• **Task description**:
Your answer should be only a number: how many lines include the word "color".

(Collected data)
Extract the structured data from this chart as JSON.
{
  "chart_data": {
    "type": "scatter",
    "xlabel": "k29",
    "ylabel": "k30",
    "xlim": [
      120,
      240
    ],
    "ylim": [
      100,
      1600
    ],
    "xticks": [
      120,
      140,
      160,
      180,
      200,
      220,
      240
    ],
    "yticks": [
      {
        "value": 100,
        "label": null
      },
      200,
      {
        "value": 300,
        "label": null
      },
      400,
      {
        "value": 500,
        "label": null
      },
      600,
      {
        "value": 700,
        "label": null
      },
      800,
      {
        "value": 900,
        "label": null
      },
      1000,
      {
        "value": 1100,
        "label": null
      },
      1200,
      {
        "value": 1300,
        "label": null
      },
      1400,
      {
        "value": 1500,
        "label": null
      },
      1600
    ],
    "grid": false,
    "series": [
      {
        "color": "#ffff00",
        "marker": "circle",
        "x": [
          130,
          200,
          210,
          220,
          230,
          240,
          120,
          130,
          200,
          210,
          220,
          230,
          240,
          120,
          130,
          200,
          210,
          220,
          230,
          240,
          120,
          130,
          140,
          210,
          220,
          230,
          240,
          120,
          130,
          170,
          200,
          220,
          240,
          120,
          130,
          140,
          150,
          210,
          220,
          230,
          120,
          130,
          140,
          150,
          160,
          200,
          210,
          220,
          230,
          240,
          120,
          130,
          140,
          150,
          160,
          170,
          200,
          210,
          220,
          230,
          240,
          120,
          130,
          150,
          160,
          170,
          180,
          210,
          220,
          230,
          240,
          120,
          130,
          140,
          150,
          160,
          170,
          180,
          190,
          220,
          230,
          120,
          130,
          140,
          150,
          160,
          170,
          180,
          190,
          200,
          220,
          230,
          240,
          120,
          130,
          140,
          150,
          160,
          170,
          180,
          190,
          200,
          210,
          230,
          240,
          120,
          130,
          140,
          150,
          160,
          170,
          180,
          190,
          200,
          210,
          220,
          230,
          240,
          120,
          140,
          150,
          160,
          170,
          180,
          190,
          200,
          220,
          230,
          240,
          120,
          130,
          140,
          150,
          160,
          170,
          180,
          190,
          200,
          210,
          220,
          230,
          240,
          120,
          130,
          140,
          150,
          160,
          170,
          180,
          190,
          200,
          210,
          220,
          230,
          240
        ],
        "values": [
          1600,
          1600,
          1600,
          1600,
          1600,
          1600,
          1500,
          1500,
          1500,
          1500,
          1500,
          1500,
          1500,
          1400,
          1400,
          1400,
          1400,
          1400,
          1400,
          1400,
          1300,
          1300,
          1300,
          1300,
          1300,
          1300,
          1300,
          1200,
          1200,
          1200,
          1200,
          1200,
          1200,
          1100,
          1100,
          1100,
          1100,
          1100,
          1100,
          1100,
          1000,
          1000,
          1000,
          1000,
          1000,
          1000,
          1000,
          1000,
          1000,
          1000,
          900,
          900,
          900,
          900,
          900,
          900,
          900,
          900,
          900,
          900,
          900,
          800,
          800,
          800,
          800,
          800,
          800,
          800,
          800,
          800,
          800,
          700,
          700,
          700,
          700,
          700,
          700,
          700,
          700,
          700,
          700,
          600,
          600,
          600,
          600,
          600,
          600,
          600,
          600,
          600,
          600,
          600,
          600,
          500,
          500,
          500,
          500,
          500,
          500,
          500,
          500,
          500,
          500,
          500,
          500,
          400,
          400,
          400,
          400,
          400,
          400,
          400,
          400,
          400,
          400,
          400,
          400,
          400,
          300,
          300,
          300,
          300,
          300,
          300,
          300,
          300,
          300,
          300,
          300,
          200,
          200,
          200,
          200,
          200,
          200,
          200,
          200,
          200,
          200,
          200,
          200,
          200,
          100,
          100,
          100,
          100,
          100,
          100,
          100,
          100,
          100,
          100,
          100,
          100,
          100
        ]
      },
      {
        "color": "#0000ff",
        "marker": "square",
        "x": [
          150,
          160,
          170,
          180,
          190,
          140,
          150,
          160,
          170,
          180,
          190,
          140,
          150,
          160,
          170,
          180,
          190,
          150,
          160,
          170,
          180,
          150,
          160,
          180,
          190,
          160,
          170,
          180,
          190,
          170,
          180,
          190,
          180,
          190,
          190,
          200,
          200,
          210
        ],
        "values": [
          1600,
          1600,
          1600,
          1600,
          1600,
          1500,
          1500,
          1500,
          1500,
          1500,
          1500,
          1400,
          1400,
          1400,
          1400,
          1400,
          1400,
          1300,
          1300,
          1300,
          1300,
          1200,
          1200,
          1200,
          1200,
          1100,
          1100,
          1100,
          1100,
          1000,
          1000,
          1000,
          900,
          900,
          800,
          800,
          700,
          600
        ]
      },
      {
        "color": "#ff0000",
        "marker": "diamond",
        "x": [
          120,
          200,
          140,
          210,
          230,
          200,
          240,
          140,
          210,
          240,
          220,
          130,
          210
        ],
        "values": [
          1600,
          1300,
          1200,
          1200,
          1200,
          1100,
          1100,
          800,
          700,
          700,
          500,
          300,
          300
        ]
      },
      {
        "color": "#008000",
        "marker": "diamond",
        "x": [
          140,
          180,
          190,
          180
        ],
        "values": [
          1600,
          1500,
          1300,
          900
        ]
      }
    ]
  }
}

• **Exercise result**:
4